● What the task asks: Retype the data that follows line by line, exactly, and leave its pictures out.

----

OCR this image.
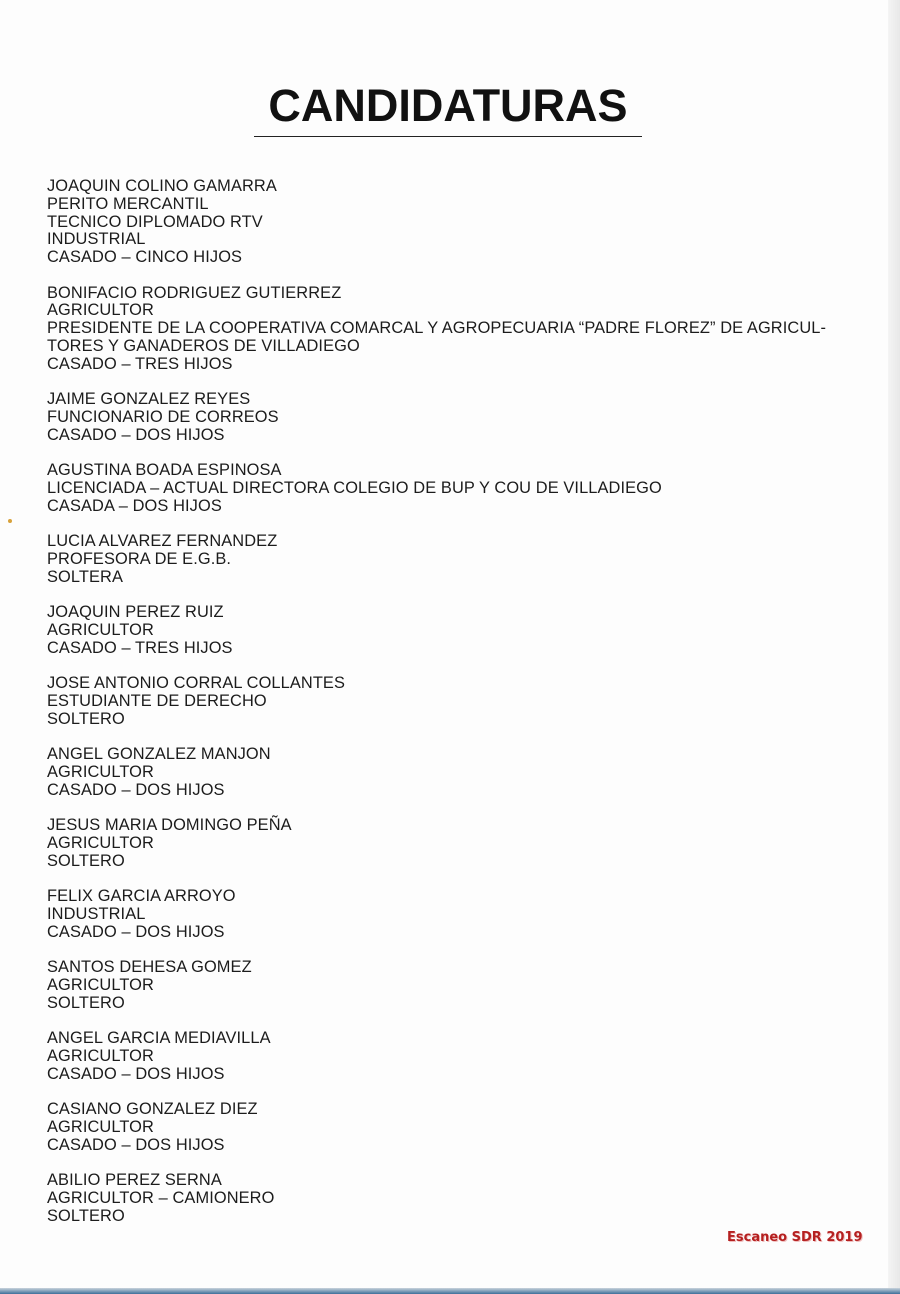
CANDIDATURAS
JOAQUIN COLINO GAMARRA
PERITO MERCANTIL
TECNICO DIPLOMADO RTV
INDUSTRIAL
CASADO – CINCO HIJOS
BONIFACIO RODRIGUEZ GUTIERREZ
AGRICULTOR
PRESIDENTE DE LA COOPERATIVA COMARCAL Y AGROPECUARIA “PADRE FLOREZ” DE AGRICUL-
TORES Y GANADEROS DE VILLADIEGO
CASADO – TRES HIJOS
JAIME GONZALEZ REYES
FUNCIONARIO DE CORREOS
CASADO – DOS HIJOS
AGUSTINA BOADA ESPINOSA
LICENCIADA – ACTUAL DIRECTORA COLEGIO DE BUP Y COU DE VILLADIEGO
CASADA – DOS HIJOS
LUCIA ALVAREZ FERNANDEZ
PROFESORA DE E.G.B.
SOLTERA
JOAQUIN PEREZ RUIZ
AGRICULTOR
CASADO – TRES HIJOS
JOSE ANTONIO CORRAL COLLANTES
ESTUDIANTE DE DERECHO
SOLTERO
ANGEL GONZALEZ MANJON
AGRICULTOR
CASADO – DOS HIJOS
JESUS MARIA DOMINGO PEÑA
AGRICULTOR
SOLTERO
FELIX GARCIA ARROYO
INDUSTRIAL
CASADO – DOS HIJOS
SANTOS DEHESA GOMEZ
AGRICULTOR
SOLTERO
ANGEL GARCIA MEDIAVILLA
AGRICULTOR
CASADO – DOS HIJOS
CASIANO GONZALEZ DIEZ
AGRICULTOR
CASADO – DOS HIJOS
ABILIO PEREZ SERNA
AGRICULTOR – CAMIONERO
SOLTERO
Escaneo SDR 2019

----

● Final result:
OCR this image.
CANDIDATURAS
JOAQUIN COLINO GAMARRA
PERITO MERCANTIL
TECNICO DIPLOMADO RTV
INDUSTRIAL
CASADO – CINCO HIJOS
BONIFACIO RODRIGUEZ GUTIERREZ
AGRICULTOR
PRESIDENTE DE LA COOPERATIVA COMARCAL Y AGROPECUARIA “PADRE FLOREZ” DE AGRICUL-
TORES Y GANADEROS DE VILLADIEGO
CASADO – TRES HIJOS
JAIME GONZALEZ REYES
FUNCIONARIO DE CORREOS
CASADO – DOS HIJOS
AGUSTINA BOADA ESPINOSA
LICENCIADA – ACTUAL DIRECTORA COLEGIO DE BUP Y COU DE VILLADIEGO
CASADA – DOS HIJOS
LUCIA ALVAREZ FERNANDEZ
PROFESORA DE E.G.B.
SOLTERA
JOAQUIN PEREZ RUIZ
AGRICULTOR
CASADO – TRES HIJOS
JOSE ANTONIO CORRAL COLLANTES
ESTUDIANTE DE DERECHO
SOLTERO
ANGEL GONZALEZ MANJON
AGRICULTOR
CASADO – DOS HIJOS
JESUS MARIA DOMINGO PEÑA
AGRICULTOR
SOLTERO
FELIX GARCIA ARROYO
INDUSTRIAL
CASADO – DOS HIJOS
SANTOS DEHESA GOMEZ
AGRICULTOR
SOLTERO
ANGEL GARCIA MEDIAVILLA
AGRICULTOR
CASADO – DOS HIJOS
CASIANO GONZALEZ DIEZ
AGRICULTOR
CASADO – DOS HIJOS
ABILIO PEREZ SERNA
AGRICULTOR – CAMIONERO
SOLTERO
Escaneo SDR 2019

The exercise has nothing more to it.